**REQUIRED TASK:** Return all of the data exactly as written, without the pictures.

Stored data
= = =

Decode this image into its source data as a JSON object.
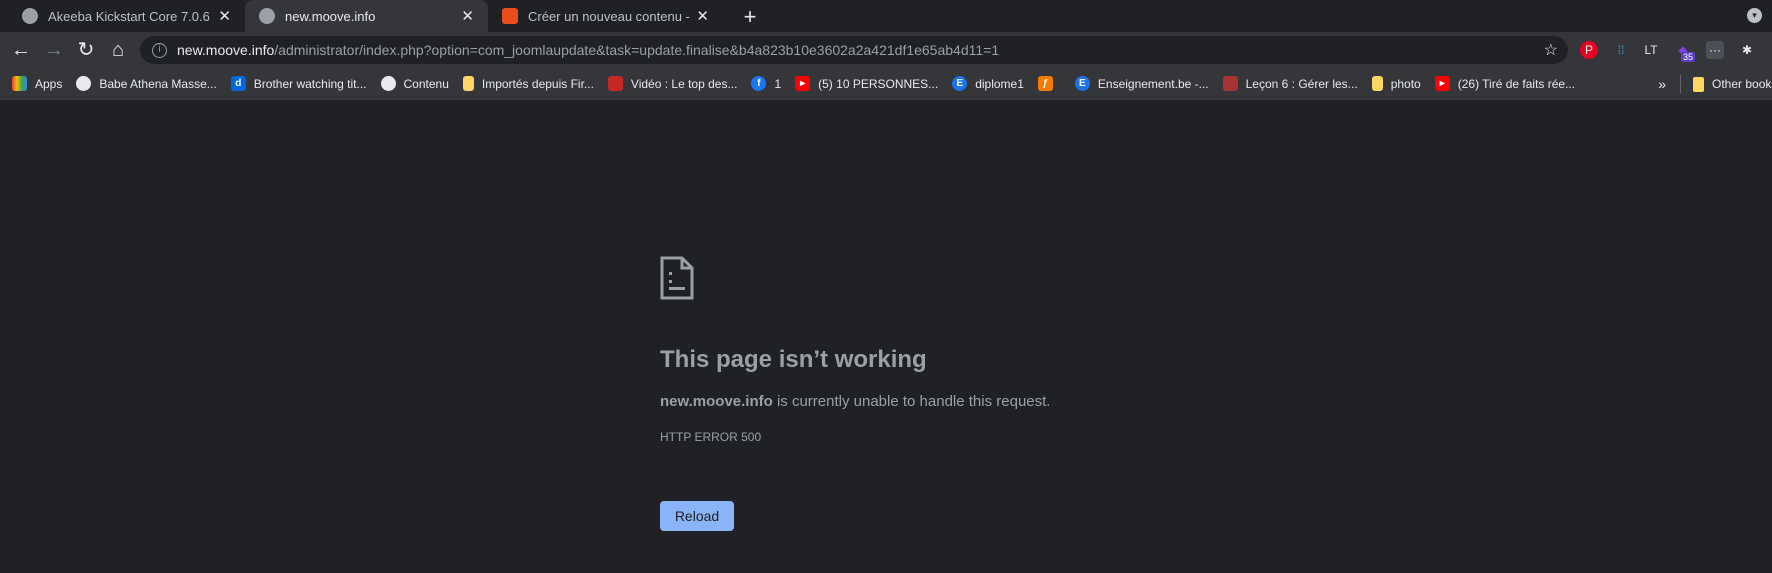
{
  "tabs": [
    {
      "title": "Akeeba Kickstart Core 7.0.6",
      "active": false
    },
    {
      "title": "new.moove.info",
      "active": true
    },
    {
      "title": "Créer un nouveau contenu - Forum",
      "active": false
    }
  ],
  "omnibox": {
    "host": "new.moove.info",
    "path": "/administrator/index.php?option=com_joomlaupdate&task=update.finalise&b4a823b10e3602a2a421df1e65ab4d11=1"
  },
  "extensions": {
    "badge": "35"
  },
  "bookmarks": [
    {
      "label": "Apps",
      "icon": "apps-grid-icon"
    },
    {
      "label": "Babe Athena Masse...",
      "icon": "globe-icon"
    },
    {
      "label": "Brother watching tit...",
      "icon": "dailymotion-icon"
    },
    {
      "label": "Contenu",
      "icon": "globe-icon"
    },
    {
      "label": "Importés depuis Fir...",
      "icon": "folder-icon"
    },
    {
      "label": "Vidéo : Le top des...",
      "icon": "site-icon"
    },
    {
      "label": "1",
      "icon": "facebook-icon"
    },
    {
      "label": "(5) 10 PERSONNES...",
      "icon": "youtube-icon"
    },
    {
      "label": "diplome1",
      "icon": "e-icon"
    },
    {
      "label": "",
      "icon": "pdf-icon"
    },
    {
      "label": "Enseignement.be -...",
      "icon": "e-icon"
    },
    {
      "label": "Leçon 6 : Gérer les...",
      "icon": "site-icon"
    },
    {
      "label": "photo",
      "icon": "folder-icon"
    },
    {
      "label": "(26) Tiré de faits rée...",
      "icon": "youtube-icon"
    }
  ],
  "bookmarks_more": "»",
  "other_bookmarks": "Other bookmarks",
  "error": {
    "title": "This page isn’t working",
    "host": "new.moove.info",
    "message": " is currently unable to handle this request.",
    "code": "HTTP ERROR 500",
    "reload": "Reload"
  },
  "colors": {
    "background": "#202124",
    "toolbar": "#35363a",
    "accent": "#8ab4f8"
  }
}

= = =

**EXERCISE OUTPUT:**
Decode this image into its source data as a JSON object.
{
  "tabs": [
    {
      "title": "Akeeba Kickstart Core 7.0.6",
      "active": false
    },
    {
      "title": "new.moove.info",
      "active": true
    },
    {
      "title": "Créer un nouveau contenu - Forum",
      "active": false
    }
  ],
  "omnibox": {
    "host": "new.moove.info",
    "path": "/administrator/index.php?option=com_joomlaupdate&task=update.finalise&b4a823b10e3602a2a421df1e65ab4d11=1"
  },
  "extensions": {
    "badge": "35"
  },
  "bookmarks": [
    {
      "label": "Apps",
      "icon": "apps-grid-icon"
    },
    {
      "label": "Babe Athena Masse...",
      "icon": "globe-icon"
    },
    {
      "label": "Brother watching tit...",
      "icon": "dailymotion-icon"
    },
    {
      "label": "Contenu",
      "icon": "globe-icon"
    },
    {
      "label": "Importés depuis Fir...",
      "icon": "folder-icon"
    },
    {
      "label": "Vidéo : Le top des...",
      "icon": "site-icon"
    },
    {
      "label": "1",
      "icon": "facebook-icon"
    },
    {
      "label": "(5) 10 PERSONNES...",
      "icon": "youtube-icon"
    },
    {
      "label": "diplome1",
      "icon": "e-icon"
    },
    {
      "label": "",
      "icon": "pdf-icon"
    },
    {
      "label": "Enseignement.be -...",
      "icon": "e-icon"
    },
    {
      "label": "Leçon 6 : Gérer les...",
      "icon": "site-icon"
    },
    {
      "label": "photo",
      "icon": "folder-icon"
    },
    {
      "label": "(26) Tiré de faits rée...",
      "icon": "youtube-icon"
    }
  ],
  "bookmarks_more": "»",
  "other_bookmarks": "Other bookmarks",
  "error": {
    "title": "This page isn’t working",
    "host": "new.moove.info",
    "message": " is currently unable to handle this request.",
    "code": "HTTP ERROR 500",
    "reload": "Reload"
  },
  "colors": {
    "background": "#202124",
    "toolbar": "#35363a",
    "accent": "#8ab4f8"
  }
}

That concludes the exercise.